(INSTRUCTION): Collect all the lines that mention the word "mayor".

-- BEGIN EXTRACTED INFORMATION --

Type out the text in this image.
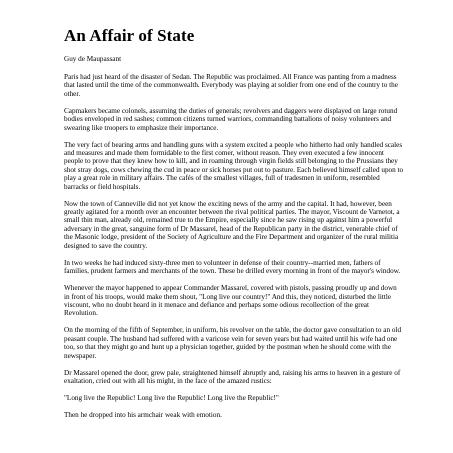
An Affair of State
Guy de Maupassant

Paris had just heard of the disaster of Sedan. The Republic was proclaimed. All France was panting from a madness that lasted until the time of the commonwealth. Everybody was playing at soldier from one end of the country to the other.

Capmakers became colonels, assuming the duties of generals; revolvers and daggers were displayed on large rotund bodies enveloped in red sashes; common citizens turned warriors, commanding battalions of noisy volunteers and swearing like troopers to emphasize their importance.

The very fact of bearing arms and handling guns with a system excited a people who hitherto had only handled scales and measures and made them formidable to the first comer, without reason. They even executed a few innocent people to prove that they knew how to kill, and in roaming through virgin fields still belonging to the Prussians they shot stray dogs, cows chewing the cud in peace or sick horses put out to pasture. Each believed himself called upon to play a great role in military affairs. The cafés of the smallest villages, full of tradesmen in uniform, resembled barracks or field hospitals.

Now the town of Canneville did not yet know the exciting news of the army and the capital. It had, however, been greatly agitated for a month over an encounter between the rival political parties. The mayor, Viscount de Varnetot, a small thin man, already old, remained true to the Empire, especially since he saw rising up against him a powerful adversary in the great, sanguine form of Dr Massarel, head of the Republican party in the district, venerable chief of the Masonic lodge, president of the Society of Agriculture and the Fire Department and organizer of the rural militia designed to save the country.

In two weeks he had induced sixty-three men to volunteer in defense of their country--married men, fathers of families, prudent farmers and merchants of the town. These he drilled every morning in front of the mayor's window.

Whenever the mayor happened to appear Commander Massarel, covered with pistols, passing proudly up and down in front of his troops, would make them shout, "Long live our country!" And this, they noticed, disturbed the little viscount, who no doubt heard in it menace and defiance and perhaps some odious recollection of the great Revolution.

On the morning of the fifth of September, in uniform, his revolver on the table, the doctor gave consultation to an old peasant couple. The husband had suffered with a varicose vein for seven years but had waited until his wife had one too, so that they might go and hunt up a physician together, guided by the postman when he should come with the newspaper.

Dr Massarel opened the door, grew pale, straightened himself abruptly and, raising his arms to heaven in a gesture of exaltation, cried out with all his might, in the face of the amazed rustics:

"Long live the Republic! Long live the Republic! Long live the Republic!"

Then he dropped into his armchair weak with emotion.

-- END EXTRACTED INFORMATION --

(EXERCISE RESULT):
Now the town of Canneville did not yet know the exciting news of the army and the capital. It had, however, been greatly agitated for a month over an encounter between the rival political parties. The mayor, Viscount de Varnetot, a small thin man, already old, remained true to the Empire, especially since he saw rising up against him a powerful adversary in the great, sanguine form of Dr Massarel, head of the Republican party in the district, venerable chief of the Masonic lodge, president of the Society of Agriculture and the Fire Department and organizer of the rural militia designed to save the country.
In two weeks he had induced sixty-three men to volunteer in defense of their country--married men, fathers of families, prudent farmers and merchants of the town. These he drilled every morning in front of the mayor's window.
Whenever the mayor happened to appear Commander Massarel, covered with pistols, passing proudly up and down in front of his troops, would make them shout, "Long live our country!" And this, they noticed, disturbed the little viscount, who no doubt heard in it menace and defiance and perhaps some odious recollection of the great Revolution.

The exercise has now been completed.